Brief
List each line holding the string "입력해야".

Data entries:
— BEGIN —

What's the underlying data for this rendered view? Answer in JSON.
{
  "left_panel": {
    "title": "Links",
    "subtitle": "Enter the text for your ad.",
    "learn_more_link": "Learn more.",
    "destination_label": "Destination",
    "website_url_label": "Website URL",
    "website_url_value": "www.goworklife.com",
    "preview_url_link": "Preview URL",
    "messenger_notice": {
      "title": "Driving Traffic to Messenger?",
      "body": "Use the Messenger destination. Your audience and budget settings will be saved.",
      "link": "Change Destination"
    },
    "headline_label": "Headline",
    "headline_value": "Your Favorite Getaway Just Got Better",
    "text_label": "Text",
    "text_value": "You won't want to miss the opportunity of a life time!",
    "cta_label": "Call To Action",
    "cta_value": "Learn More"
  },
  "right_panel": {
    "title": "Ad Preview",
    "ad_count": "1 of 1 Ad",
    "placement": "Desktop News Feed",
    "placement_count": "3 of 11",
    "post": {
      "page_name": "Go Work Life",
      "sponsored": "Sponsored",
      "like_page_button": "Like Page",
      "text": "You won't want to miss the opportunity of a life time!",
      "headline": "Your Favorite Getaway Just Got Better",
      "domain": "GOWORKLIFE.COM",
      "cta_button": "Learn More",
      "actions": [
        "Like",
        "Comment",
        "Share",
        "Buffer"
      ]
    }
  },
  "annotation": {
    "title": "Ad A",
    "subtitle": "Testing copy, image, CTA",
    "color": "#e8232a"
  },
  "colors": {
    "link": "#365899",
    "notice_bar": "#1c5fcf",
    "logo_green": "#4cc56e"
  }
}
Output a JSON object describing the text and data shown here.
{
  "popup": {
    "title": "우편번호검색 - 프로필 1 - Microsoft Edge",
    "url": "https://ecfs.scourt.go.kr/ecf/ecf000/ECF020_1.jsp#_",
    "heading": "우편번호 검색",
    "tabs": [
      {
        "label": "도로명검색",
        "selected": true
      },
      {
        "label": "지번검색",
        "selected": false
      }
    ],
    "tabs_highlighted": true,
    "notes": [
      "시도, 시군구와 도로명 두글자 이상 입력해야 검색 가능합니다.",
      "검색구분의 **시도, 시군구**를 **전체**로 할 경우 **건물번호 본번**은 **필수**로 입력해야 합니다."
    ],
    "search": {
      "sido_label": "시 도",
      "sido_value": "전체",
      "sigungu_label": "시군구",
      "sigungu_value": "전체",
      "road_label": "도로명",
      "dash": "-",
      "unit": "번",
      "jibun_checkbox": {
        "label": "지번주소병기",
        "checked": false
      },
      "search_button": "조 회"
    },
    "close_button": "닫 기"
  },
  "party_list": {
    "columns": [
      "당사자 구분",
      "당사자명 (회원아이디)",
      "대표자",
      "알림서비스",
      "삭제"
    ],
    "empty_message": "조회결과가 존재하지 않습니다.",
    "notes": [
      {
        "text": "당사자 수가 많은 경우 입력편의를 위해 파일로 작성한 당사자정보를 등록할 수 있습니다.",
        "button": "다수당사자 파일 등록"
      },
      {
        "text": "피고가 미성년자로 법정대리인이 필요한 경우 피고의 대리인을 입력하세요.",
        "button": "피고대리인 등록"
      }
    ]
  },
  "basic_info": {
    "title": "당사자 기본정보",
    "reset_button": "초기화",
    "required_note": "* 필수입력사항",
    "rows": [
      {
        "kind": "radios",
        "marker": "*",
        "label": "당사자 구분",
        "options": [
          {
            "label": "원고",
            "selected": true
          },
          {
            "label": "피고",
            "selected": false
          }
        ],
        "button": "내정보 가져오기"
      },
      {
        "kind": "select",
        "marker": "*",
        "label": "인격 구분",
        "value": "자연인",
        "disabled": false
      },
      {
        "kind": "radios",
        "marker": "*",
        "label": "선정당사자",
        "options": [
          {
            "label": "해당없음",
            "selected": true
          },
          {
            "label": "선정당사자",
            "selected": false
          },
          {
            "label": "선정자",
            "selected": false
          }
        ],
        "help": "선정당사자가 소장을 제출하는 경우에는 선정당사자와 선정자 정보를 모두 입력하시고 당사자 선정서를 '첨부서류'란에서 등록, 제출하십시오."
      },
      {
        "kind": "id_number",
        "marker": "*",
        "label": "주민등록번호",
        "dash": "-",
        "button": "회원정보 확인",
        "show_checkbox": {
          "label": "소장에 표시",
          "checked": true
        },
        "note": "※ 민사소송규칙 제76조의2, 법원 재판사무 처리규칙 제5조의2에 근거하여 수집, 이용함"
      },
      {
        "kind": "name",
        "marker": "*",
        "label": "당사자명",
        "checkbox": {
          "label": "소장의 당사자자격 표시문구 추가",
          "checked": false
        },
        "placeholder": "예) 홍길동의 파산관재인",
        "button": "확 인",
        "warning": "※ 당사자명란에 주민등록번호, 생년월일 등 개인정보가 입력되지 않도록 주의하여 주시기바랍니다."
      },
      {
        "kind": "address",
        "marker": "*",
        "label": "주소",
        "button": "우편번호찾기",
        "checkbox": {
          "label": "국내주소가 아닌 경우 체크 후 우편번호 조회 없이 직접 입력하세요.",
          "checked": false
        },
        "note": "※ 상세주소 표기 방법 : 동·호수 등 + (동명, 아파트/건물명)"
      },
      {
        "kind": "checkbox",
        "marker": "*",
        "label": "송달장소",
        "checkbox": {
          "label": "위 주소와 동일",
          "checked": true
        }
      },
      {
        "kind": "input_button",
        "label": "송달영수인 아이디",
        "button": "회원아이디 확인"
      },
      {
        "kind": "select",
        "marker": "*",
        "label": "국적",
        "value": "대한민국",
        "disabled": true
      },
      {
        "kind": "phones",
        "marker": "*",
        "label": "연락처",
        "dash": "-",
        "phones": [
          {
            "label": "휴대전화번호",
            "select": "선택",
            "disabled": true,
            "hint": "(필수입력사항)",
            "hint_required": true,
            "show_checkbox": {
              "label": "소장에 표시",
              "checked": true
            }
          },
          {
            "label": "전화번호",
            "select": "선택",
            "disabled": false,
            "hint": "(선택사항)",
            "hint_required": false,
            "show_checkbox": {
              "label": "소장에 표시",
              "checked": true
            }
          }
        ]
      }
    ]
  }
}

— END —

Result for this task
      "시도, 시군구와 도로명 두글자 이상 입력해야 검색 가능합니다.",
      "검색구분의 **시도, 시군구**를 **전체**로 할 경우 **건물번호 본번**은 **필수**로 입력해야 합니다."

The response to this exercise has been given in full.